*WHAT IS EXPECTED*. From the listing below, count the lines where the string "color" occurs. Give the number, with no other words.

*RECORDS PROVIDED*.
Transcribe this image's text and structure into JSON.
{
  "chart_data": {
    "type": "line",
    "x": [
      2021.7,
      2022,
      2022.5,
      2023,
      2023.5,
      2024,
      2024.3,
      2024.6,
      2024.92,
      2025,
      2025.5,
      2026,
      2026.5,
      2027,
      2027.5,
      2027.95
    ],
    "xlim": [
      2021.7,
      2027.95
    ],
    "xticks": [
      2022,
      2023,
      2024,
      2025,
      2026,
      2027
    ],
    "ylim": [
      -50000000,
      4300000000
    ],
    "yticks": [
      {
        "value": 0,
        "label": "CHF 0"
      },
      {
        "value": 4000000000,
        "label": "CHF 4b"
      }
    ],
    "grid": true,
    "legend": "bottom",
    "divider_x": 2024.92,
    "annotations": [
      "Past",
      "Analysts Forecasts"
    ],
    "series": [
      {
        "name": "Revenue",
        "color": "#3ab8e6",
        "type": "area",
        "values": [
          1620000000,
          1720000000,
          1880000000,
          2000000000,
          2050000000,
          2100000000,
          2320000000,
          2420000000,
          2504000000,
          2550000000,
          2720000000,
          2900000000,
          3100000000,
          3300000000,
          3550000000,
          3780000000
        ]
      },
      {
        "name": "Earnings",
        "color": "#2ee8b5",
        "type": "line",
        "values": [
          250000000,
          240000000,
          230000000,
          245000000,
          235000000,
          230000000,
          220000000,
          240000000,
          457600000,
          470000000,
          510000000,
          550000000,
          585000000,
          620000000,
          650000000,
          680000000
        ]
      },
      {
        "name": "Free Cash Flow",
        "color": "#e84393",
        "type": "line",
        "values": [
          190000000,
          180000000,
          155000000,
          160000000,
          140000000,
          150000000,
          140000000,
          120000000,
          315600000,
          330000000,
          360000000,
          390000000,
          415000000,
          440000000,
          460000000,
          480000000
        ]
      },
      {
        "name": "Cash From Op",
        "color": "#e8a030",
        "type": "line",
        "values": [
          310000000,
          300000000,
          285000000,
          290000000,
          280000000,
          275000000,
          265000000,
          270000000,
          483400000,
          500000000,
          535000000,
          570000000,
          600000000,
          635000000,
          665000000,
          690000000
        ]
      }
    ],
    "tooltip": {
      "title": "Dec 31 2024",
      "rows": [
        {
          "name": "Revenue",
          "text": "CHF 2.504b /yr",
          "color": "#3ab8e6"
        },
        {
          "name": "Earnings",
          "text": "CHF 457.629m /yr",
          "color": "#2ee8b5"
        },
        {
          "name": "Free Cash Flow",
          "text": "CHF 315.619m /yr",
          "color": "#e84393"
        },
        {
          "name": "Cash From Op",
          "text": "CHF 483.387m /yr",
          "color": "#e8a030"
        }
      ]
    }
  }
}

*EXERCISE OUTPUT*. 8